> [THE EXERCISE]: Please return the full listing below without altering anything.
+++ RECORD LIST
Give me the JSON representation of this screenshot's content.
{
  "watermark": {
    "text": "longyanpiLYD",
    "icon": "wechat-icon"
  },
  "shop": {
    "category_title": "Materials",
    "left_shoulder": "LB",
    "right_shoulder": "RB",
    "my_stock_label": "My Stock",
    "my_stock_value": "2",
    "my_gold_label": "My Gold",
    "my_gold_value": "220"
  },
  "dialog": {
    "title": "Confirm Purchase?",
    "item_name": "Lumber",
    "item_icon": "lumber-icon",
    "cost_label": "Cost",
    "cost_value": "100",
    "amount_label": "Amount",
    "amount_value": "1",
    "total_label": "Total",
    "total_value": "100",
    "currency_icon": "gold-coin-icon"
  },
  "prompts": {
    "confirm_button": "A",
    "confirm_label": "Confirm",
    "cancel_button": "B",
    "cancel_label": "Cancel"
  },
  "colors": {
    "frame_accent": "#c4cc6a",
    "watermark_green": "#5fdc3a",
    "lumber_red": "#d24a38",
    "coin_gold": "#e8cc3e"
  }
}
++++++
> [FINAL RESULT]:
Give me the JSON representation of this screenshot's content.
{
  "watermark": {
    "text": "longyanpiLYD",
    "icon": "wechat-icon"
  },
  "shop": {
    "category_title": "Materials",
    "left_shoulder": "LB",
    "right_shoulder": "RB",
    "my_stock_label": "My Stock",
    "my_stock_value": "2",
    "my_gold_label": "My Gold",
    "my_gold_value": "220"
  },
  "dialog": {
    "title": "Confirm Purchase?",
    "item_name": "Lumber",
    "item_icon": "lumber-icon",
    "cost_label": "Cost",
    "cost_value": "100",
    "amount_label": "Amount",
    "amount_value": "1",
    "total_label": "Total",
    "total_value": "100",
    "currency_icon": "gold-coin-icon"
  },
  "prompts": {
    "confirm_button": "A",
    "confirm_label": "Confirm",
    "cancel_button": "B",
    "cancel_label": "Cancel"
  },
  "colors": {
    "frame_accent": "#c4cc6a",
    "watermark_green": "#5fdc3a",
    "lumber_red": "#d24a38",
    "coin_gold": "#e8cc3e"
  }
}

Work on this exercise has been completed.